_Exercise instructions:_
a - Using the Scope Lock text, please explain in one to three sentences why adding the single sentence to a coding prompt works.
b - Edit the Scope Lock text from "You ask the" up to and including "restructures the loop.", and replace "paginate" with "render".

Start of Exercise text

You ask the AI to fix a bug. It fixes the bug, refactors the surrounding function, adds error handling you didn't ask for, renames two variables, and "improves" the formatting. Now your clean one-line fix is a 47-line diff that's impossible to review.
Sound familiar?
The Scope Lock
Add one line to the end of any coding prompt:
Do not modify any code outside the specific change I described.
That's it. One sentence. It works because LLMs are trained to follow explicit constraints, but they default to "helpful" when constraints are absent — and "helpful" usually means "do more."
Before and After
Without Scope Lock
Prompt: "Fix the off-by-one error in the paginate function."
AI output: Fixes the off-by-one, renames idx to pageIndex, adds input validation, converts to TypeScript, adds JSDoc comments, and restructures the loop.

End of Exercise text
Start of Data under study

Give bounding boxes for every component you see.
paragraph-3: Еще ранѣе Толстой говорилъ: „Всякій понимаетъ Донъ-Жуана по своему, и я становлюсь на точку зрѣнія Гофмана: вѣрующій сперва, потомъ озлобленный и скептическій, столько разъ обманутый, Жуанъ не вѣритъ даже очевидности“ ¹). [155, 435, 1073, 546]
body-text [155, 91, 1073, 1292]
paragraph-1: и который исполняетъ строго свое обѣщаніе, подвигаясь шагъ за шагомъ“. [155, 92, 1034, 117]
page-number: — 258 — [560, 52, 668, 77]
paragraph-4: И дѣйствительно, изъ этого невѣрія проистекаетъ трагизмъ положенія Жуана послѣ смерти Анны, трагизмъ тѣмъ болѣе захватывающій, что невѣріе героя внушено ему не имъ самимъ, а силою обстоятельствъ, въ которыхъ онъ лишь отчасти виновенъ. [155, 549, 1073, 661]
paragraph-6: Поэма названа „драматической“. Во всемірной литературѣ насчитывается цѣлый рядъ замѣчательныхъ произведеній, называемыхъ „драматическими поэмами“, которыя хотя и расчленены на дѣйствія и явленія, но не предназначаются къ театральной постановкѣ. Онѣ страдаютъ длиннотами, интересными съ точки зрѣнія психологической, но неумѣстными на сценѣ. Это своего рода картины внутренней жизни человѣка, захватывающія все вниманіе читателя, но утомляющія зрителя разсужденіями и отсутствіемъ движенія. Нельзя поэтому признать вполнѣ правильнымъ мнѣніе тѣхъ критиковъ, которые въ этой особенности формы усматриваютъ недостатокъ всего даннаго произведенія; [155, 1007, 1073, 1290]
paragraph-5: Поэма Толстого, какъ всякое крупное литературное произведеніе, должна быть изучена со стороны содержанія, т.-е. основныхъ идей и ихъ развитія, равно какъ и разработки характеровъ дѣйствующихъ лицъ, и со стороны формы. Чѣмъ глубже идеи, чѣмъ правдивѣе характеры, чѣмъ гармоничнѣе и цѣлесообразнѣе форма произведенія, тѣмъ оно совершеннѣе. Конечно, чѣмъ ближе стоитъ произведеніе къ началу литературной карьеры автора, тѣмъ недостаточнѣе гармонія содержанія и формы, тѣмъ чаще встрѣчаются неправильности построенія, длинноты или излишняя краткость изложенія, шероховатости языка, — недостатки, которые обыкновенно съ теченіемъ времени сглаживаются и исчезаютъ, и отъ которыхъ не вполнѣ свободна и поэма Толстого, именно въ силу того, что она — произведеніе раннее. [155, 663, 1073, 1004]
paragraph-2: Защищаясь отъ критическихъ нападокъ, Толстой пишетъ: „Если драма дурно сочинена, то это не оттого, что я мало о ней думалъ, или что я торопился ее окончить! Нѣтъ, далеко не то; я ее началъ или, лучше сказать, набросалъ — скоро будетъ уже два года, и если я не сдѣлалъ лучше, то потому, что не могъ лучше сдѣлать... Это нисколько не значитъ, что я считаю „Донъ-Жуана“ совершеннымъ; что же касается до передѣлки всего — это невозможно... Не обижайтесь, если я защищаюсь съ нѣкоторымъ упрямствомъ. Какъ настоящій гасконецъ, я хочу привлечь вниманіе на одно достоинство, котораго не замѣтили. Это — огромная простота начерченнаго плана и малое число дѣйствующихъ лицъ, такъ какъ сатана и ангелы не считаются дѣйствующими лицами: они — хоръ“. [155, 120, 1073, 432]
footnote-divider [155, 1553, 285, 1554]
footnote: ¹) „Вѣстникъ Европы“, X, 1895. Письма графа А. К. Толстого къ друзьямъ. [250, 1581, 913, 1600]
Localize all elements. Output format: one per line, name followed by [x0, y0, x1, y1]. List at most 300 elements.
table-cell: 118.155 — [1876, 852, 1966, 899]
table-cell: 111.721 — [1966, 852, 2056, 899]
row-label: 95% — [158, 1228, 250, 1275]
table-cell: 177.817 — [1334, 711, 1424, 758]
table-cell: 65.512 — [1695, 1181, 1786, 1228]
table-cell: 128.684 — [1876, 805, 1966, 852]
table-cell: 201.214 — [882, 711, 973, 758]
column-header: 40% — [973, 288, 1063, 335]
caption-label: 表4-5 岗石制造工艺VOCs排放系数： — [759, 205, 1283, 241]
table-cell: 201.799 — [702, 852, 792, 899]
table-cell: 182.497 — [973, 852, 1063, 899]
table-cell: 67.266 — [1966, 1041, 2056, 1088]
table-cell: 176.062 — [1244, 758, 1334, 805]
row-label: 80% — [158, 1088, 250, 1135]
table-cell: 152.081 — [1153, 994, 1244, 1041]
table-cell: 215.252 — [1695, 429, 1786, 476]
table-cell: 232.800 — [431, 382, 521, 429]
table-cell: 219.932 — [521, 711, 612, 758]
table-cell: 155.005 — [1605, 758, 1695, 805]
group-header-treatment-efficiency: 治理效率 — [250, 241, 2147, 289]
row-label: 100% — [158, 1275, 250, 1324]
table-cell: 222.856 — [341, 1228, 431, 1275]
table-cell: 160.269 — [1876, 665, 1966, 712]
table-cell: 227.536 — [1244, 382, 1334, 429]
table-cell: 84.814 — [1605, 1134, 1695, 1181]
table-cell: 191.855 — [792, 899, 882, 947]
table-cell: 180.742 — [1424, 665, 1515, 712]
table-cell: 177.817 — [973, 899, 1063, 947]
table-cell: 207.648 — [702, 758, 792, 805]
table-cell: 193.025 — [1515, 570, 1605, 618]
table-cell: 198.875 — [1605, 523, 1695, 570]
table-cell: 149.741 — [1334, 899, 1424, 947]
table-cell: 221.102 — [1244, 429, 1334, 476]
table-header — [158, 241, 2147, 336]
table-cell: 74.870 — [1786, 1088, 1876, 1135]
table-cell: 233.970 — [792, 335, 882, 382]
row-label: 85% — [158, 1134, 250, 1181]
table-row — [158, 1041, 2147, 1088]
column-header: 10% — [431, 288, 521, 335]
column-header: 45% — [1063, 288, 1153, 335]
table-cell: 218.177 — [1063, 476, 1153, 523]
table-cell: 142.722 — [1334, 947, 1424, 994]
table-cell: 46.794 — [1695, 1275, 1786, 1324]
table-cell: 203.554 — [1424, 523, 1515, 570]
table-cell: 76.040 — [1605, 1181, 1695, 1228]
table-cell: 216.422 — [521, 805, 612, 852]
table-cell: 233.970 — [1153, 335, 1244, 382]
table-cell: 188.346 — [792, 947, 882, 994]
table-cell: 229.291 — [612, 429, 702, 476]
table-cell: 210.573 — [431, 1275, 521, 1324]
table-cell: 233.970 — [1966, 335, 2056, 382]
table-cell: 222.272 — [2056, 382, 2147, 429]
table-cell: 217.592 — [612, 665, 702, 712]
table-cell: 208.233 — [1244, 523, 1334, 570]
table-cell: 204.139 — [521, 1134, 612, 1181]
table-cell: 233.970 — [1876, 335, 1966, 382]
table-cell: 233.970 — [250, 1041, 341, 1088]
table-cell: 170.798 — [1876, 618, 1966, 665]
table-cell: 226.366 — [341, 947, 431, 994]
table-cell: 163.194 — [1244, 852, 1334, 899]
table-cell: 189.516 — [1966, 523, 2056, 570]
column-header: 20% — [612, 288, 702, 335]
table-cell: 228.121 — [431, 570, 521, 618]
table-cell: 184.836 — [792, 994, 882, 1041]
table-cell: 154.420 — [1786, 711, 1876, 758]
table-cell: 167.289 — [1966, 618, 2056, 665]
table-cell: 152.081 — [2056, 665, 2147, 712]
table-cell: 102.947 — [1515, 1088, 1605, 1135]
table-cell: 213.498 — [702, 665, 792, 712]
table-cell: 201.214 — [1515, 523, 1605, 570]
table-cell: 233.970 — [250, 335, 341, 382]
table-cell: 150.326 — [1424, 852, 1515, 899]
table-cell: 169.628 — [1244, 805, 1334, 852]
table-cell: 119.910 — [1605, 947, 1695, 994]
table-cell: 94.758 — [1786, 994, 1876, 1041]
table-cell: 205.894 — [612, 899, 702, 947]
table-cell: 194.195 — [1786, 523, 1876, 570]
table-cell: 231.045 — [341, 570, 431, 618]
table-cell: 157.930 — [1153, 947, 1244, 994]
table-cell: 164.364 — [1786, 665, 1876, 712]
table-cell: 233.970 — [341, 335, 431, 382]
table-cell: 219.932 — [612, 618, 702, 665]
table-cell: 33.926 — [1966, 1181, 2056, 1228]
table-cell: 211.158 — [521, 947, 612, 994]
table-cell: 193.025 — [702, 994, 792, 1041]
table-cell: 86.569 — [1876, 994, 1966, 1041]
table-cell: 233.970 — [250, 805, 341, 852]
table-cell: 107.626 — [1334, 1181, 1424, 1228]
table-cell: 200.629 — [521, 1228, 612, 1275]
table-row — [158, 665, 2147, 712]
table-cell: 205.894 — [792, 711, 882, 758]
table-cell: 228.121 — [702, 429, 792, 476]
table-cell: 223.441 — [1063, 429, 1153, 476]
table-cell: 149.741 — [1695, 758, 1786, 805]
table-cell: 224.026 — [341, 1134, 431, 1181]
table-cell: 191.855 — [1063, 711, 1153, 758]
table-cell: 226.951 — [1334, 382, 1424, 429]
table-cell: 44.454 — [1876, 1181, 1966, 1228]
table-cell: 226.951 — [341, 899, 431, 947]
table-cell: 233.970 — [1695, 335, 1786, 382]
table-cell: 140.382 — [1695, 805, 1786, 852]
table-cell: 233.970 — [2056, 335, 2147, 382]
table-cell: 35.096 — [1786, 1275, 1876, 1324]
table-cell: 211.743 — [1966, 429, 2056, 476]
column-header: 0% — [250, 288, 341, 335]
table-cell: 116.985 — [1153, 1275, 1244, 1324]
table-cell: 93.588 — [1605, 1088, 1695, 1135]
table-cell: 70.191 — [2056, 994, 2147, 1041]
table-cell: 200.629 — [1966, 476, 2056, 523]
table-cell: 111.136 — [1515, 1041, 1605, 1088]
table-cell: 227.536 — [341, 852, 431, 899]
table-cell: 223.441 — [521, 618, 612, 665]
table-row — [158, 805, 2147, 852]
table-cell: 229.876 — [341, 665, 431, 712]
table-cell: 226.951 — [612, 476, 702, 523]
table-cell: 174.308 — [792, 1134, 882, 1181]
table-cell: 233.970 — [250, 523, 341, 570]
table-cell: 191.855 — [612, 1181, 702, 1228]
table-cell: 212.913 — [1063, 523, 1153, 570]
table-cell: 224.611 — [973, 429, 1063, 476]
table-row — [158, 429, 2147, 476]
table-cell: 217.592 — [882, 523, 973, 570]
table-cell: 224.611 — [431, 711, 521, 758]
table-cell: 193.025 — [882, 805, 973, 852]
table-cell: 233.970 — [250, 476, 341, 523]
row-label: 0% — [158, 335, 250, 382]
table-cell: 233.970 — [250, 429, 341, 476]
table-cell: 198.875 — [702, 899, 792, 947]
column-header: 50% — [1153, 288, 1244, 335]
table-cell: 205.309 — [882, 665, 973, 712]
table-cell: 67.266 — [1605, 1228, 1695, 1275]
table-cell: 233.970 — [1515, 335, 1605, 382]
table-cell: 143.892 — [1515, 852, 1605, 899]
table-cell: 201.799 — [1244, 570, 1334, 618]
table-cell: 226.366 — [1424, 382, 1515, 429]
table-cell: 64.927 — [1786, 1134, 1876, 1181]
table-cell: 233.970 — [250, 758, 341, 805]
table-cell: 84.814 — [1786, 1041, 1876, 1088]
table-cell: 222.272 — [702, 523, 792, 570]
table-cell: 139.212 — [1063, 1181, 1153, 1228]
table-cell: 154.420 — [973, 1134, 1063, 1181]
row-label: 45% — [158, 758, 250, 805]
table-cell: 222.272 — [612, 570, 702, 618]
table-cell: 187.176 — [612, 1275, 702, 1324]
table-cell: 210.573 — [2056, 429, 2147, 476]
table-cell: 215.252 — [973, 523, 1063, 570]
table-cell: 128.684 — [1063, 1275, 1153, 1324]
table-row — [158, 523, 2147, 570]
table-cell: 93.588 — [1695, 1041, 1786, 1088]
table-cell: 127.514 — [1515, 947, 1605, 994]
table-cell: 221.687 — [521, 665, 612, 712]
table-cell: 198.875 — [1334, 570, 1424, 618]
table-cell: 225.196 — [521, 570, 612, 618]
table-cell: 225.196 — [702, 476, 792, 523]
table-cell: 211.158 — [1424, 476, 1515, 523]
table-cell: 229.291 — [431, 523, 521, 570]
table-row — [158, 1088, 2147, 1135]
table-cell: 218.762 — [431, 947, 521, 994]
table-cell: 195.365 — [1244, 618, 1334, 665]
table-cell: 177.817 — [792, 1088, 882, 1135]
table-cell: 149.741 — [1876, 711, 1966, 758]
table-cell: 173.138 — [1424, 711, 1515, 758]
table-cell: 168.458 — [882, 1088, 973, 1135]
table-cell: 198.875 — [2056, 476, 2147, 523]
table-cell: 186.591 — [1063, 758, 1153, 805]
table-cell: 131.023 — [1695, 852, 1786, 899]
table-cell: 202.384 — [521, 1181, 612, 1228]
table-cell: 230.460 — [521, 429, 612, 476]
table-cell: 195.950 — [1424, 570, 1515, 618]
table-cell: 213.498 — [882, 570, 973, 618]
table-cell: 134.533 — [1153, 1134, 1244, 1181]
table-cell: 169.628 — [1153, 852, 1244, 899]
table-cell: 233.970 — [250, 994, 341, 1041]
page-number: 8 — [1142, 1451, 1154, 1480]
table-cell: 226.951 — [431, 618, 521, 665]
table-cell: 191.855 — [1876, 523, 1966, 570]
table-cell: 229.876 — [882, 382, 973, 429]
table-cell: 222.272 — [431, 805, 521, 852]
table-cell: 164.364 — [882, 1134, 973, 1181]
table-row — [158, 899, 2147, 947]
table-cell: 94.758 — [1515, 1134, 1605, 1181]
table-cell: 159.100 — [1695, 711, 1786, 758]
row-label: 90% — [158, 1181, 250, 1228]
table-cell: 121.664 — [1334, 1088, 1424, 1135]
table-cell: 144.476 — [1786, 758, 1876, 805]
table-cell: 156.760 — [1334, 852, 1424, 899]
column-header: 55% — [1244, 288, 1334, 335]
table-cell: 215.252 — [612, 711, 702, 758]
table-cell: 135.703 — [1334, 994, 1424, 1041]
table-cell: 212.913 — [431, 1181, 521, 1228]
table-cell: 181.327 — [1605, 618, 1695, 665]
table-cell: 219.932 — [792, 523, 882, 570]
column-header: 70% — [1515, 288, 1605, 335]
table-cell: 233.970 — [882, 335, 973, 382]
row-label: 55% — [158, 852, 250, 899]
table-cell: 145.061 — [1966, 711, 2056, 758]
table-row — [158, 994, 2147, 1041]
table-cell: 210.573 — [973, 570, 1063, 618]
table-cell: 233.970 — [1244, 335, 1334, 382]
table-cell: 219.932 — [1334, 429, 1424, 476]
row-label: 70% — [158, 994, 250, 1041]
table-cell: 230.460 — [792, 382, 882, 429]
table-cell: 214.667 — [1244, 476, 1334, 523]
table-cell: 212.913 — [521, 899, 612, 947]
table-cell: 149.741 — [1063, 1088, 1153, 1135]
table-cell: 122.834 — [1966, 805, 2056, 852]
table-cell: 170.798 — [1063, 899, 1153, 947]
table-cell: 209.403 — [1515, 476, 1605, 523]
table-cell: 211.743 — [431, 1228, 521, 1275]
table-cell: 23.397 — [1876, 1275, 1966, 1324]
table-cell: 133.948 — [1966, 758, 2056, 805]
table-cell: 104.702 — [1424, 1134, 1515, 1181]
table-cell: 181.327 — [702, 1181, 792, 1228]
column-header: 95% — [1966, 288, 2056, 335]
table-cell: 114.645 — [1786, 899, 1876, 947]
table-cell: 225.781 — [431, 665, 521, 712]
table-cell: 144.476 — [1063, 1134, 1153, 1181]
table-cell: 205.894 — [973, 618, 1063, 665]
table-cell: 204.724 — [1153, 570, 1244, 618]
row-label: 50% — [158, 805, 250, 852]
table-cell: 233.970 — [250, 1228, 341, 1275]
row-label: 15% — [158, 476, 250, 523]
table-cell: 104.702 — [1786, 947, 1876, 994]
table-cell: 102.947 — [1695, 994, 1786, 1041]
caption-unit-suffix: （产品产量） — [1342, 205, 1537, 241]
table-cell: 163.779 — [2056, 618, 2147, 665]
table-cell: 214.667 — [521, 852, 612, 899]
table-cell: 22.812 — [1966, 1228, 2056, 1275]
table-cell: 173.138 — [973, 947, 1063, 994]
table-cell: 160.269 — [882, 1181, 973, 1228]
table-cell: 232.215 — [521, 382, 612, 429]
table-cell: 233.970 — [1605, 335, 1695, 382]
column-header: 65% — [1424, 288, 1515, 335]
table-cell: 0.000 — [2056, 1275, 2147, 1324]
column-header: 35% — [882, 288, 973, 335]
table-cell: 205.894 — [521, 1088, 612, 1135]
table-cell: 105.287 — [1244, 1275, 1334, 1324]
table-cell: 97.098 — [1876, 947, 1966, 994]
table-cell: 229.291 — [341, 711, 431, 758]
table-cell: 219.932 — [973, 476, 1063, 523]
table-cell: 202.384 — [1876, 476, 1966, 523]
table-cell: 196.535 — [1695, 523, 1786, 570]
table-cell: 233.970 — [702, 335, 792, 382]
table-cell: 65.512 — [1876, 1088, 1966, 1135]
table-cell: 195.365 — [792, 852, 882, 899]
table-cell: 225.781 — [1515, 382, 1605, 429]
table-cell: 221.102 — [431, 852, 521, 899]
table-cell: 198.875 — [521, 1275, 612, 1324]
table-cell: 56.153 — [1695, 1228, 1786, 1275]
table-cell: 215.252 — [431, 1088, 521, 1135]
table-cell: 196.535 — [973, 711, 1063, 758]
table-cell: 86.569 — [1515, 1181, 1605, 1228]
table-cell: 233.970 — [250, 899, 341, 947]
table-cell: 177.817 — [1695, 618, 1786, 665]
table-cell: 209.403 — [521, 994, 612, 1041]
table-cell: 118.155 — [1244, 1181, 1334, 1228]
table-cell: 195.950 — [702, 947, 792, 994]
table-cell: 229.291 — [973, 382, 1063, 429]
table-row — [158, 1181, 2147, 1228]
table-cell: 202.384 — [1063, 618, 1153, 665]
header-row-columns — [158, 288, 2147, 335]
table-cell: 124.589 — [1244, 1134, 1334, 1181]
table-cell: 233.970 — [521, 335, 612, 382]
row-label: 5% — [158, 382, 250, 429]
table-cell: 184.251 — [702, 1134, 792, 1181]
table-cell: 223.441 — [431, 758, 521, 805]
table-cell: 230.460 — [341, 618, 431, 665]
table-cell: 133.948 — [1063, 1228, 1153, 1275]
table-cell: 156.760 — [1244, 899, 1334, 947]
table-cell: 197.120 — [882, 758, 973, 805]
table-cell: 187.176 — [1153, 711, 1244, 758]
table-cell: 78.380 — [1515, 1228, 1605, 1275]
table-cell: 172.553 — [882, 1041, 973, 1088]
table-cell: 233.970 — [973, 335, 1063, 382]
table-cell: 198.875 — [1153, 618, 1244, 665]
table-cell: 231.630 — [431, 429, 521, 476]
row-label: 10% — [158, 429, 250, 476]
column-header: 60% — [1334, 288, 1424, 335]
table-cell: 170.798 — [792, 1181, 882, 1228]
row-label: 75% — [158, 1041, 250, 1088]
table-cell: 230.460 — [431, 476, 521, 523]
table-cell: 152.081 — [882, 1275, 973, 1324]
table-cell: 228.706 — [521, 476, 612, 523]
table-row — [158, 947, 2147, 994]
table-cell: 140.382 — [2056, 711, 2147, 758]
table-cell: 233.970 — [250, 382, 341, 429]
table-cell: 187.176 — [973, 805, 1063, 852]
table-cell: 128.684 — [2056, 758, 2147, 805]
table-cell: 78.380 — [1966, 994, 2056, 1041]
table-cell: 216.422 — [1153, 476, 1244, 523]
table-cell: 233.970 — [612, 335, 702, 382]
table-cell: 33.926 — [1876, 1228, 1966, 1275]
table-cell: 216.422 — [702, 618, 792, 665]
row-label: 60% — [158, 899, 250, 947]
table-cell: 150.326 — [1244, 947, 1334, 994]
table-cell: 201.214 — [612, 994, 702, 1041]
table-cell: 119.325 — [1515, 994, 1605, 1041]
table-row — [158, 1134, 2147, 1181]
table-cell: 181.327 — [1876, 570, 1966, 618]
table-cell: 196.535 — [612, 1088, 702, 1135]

End of Data under study

_Results by task:_
a - LLMs are trained to follow explicit constraints, but when no constraint is given they default to being "helpful," which usually means doing more. The added sentence supplies an explicit constraint, so the model limits itself to the described change.

b -
You ask the AI to fix a bug. It fixes the bug, refactors the surrounding function, adds error handling you didn't ask for, renames two variables, and "improves" the formatting. Now your clean one-line fix is a 47-line diff that's impossible to review.
Sound familiar?
The Scope Lock
Add one line to the end of any coding prompt:
Do not modify any code outside the specific change I described.
That's it. One sentence. It works because LLMs are trained to follow explicit constraints, but they default to "helpful" when constraints are absent — and "helpful" usually means "do more."
Before and After
Without Scope Lock
Prompt: "Fix the off-by-one error in the render function."
AI output: Fixes the off-by-one, renames idx to pageIndex, adds input validation, converts to TypeScript, adds JSDoc comments, and restructures the loop.